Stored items

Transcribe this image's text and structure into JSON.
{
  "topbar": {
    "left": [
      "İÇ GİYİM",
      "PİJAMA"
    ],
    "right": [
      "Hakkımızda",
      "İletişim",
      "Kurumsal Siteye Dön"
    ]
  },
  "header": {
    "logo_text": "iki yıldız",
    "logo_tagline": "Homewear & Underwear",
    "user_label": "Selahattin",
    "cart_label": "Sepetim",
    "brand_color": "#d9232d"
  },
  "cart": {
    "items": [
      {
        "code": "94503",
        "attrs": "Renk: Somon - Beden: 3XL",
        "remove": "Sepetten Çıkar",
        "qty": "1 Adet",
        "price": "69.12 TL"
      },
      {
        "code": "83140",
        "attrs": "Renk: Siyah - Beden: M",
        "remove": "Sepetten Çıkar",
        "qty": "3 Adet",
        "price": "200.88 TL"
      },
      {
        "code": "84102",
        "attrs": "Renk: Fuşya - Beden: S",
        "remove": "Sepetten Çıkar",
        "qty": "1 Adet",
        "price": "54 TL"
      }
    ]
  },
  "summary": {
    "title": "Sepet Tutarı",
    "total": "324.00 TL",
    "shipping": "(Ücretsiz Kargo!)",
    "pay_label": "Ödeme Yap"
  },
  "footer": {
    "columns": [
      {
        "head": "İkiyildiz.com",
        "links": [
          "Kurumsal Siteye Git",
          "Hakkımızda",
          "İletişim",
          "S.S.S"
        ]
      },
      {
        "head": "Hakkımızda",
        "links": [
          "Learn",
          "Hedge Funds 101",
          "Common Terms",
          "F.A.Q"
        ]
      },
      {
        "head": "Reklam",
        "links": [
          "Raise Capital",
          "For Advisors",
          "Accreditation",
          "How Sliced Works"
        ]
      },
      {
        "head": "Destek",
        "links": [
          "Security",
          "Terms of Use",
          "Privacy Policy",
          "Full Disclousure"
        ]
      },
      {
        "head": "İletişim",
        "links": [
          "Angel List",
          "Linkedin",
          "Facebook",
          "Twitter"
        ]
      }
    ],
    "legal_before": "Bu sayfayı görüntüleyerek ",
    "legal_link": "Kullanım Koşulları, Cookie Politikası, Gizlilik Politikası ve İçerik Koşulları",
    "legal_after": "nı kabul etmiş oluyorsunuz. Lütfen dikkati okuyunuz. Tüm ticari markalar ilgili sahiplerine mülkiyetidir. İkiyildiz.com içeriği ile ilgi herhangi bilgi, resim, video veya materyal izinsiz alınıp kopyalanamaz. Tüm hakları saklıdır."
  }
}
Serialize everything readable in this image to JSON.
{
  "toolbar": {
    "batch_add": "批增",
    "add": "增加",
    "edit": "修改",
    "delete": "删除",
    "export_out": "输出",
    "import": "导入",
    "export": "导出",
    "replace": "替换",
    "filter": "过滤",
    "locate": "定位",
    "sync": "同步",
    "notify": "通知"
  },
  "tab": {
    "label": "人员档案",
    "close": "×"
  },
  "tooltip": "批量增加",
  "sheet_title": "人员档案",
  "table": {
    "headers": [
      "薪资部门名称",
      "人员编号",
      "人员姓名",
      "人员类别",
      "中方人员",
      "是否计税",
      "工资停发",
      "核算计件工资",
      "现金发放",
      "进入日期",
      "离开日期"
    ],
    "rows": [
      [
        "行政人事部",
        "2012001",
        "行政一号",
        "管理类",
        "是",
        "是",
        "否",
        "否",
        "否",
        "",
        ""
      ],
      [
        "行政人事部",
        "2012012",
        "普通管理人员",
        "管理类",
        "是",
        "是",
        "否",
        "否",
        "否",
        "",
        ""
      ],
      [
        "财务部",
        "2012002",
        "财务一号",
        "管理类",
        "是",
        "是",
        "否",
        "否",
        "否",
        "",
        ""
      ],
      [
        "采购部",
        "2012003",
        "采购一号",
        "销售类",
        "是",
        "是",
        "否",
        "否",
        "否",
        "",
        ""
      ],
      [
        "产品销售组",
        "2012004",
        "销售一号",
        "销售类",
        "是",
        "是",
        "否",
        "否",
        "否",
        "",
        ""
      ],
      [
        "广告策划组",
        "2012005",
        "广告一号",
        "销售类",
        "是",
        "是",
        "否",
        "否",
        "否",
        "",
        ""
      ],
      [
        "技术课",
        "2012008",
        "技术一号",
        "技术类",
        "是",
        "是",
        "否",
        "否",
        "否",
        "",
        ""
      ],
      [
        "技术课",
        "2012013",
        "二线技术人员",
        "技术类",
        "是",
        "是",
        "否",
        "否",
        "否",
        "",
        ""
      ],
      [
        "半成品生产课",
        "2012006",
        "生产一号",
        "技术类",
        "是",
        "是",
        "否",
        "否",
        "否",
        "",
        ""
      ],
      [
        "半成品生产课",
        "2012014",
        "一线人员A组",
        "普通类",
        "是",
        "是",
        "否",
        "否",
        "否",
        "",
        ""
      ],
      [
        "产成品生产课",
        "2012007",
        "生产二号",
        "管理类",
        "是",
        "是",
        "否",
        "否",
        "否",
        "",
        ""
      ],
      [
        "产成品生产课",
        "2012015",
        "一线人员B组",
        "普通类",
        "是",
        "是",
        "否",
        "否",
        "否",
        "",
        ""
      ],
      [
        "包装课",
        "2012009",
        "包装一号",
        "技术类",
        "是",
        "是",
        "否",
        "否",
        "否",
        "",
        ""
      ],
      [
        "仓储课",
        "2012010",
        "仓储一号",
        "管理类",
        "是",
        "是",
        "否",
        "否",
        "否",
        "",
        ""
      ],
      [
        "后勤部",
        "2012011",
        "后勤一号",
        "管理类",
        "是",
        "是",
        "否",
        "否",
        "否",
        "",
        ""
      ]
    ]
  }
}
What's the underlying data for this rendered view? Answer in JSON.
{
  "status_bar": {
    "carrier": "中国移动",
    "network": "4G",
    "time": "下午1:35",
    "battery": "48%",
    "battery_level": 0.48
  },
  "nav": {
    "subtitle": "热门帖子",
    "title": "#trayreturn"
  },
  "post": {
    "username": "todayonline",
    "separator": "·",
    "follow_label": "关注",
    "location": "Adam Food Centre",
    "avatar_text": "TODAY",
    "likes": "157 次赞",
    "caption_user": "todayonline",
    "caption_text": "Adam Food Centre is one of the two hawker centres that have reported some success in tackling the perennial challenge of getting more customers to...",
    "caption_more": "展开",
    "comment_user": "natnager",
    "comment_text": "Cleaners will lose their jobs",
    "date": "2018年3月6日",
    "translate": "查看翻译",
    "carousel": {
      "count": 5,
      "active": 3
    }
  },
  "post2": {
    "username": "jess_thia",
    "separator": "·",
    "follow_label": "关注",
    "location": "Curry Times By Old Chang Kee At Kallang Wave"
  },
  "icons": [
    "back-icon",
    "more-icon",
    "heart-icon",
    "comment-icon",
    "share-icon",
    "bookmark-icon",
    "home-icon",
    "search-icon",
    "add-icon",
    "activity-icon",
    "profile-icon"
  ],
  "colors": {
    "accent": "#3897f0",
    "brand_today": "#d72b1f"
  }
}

Task objective> Show the lines of the data that hold the word "Hakkımızda".

Written answer>
      "Hakkımızda",
          "Hakkımızda",
        "head": "Hakkımızda",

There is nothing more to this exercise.